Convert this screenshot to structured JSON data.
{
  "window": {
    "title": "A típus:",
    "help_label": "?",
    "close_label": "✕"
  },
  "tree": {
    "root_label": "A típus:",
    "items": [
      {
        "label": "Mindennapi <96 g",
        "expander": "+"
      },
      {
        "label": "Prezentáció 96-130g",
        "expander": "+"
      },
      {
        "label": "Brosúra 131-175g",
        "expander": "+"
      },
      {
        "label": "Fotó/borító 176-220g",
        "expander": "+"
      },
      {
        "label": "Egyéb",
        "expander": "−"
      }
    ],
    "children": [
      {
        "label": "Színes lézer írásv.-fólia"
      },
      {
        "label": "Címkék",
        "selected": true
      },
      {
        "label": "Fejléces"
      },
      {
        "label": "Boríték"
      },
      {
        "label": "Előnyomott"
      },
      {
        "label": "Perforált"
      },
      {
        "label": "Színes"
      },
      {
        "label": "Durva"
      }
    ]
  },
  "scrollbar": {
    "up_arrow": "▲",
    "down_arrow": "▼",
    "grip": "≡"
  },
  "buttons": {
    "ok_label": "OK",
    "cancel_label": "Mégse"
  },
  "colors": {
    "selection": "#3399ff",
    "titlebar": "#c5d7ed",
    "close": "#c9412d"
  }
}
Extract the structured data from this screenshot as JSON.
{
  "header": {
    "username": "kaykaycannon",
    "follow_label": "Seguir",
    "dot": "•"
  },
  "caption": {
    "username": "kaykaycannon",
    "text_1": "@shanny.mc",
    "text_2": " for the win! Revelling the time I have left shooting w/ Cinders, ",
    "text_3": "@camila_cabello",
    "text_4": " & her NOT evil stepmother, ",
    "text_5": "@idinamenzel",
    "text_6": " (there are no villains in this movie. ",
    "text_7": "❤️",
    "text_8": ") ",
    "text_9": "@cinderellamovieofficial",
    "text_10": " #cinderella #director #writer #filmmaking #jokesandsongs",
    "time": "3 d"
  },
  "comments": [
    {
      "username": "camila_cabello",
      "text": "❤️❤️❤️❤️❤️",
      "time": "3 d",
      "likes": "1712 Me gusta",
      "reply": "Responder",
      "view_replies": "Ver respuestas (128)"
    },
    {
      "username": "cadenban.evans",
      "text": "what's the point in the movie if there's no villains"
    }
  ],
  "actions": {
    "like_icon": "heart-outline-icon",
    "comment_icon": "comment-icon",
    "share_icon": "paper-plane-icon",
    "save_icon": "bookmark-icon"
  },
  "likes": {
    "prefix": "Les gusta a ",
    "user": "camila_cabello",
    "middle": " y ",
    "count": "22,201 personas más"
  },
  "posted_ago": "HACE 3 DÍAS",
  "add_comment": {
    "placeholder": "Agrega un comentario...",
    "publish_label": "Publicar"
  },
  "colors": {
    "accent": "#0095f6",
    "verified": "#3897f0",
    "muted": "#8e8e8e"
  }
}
-------
→ **WHAT YOU NEED TO DO**:
Check each line of the material above for "structured" and say how many lines contain it, giving the number alone.

→ **TASK OUTPUT**:
2